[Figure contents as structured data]
-- Begin --
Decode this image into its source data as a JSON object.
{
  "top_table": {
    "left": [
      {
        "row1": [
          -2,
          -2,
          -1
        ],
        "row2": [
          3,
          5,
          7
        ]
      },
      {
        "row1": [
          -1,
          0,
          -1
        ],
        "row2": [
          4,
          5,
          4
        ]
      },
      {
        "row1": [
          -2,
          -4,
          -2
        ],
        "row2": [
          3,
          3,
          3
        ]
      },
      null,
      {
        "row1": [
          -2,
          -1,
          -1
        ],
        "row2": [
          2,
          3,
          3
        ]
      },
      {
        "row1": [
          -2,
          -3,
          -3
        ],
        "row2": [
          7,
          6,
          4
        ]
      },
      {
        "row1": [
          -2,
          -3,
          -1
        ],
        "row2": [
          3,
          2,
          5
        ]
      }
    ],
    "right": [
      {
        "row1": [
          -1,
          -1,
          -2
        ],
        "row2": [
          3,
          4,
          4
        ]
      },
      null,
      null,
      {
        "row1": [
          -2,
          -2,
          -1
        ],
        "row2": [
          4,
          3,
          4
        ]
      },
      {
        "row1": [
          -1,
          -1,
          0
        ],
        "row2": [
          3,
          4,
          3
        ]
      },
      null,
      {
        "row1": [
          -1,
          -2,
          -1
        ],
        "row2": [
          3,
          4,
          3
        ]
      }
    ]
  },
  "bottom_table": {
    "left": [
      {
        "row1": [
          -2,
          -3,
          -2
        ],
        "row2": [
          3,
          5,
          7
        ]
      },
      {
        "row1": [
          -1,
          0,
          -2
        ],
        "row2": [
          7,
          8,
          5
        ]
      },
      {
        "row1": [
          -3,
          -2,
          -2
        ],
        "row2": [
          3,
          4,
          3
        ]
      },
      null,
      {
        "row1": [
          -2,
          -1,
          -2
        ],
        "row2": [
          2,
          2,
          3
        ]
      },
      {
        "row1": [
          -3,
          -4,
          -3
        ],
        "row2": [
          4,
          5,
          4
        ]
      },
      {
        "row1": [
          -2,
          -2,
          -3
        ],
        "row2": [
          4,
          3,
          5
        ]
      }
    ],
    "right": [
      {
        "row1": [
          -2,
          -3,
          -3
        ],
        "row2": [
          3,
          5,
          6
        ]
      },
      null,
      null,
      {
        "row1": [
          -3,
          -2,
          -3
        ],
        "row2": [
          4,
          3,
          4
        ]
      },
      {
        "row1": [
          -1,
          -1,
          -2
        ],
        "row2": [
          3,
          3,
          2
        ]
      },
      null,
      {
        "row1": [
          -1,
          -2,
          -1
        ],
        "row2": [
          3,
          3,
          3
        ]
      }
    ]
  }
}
-- End --
[The exercise]
Output all of the material, please, exactly as it stands.

[Reply to the exercise]
Decode this image into its source data as a JSON object.
{
  "top_table": {
    "left": [
      {
        "row1": [
          -2,
          -2,
          -1
        ],
        "row2": [
          3,
          5,
          7
        ]
      },
      {
        "row1": [
          -1,
          0,
          -1
        ],
        "row2": [
          4,
          5,
          4
        ]
      },
      {
        "row1": [
          -2,
          -4,
          -2
        ],
        "row2": [
          3,
          3,
          3
        ]
      },
      null,
      {
        "row1": [
          -2,
          -1,
          -1
        ],
        "row2": [
          2,
          3,
          3
        ]
      },
      {
        "row1": [
          -2,
          -3,
          -3
        ],
        "row2": [
          7,
          6,
          4
        ]
      },
      {
        "row1": [
          -2,
          -3,
          -1
        ],
        "row2": [
          3,
          2,
          5
        ]
      }
    ],
    "right": [
      {
        "row1": [
          -1,
          -1,
          -2
        ],
        "row2": [
          3,
          4,
          4
        ]
      },
      null,
      null,
      {
        "row1": [
          -2,
          -2,
          -1
        ],
        "row2": [
          4,
          3,
          4
        ]
      },
      {
        "row1": [
          -1,
          -1,
          0
        ],
        "row2": [
          3,
          4,
          3
        ]
      },
      null,
      {
        "row1": [
          -1,
          -2,
          -1
        ],
        "row2": [
          3,
          4,
          3
        ]
      }
    ]
  },
  "bottom_table": {
    "left": [
      {
        "row1": [
          -2,
          -3,
          -2
        ],
        "row2": [
          3,
          5,
          7
        ]
      },
      {
        "row1": [
          -1,
          0,
          -2
        ],
        "row2": [
          7,
          8,
          5
        ]
      },
      {
        "row1": [
          -3,
          -2,
          -2
        ],
        "row2": [
          3,
          4,
          3
        ]
      },
      null,
      {
        "row1": [
          -2,
          -1,
          -2
        ],
        "row2": [
          2,
          2,
          3
        ]
      },
      {
        "row1": [
          -3,
          -4,
          -3
        ],
        "row2": [
          4,
          5,
          4
        ]
      },
      {
        "row1": [
          -2,
          -2,
          -3
        ],
        "row2": [
          4,
          3,
          5
        ]
      }
    ],
    "right": [
      {
        "row1": [
          -2,
          -3,
          -3
        ],
        "row2": [
          3,
          5,
          6
        ]
      },
      null,
      null,
      {
        "row1": [
          -3,
          -2,
          -3
        ],
        "row2": [
          4,
          3,
          4
        ]
      },
      {
        "row1": [
          -1,
          -1,
          -2
        ],
        "row2": [
          3,
          3,
          2
        ]
      },
      null,
      {
        "row1": [
          -1,
          -2,
          -1
        ],
        "row2": [
          3,
          3,
          3
        ]
      }
    ]
  }
}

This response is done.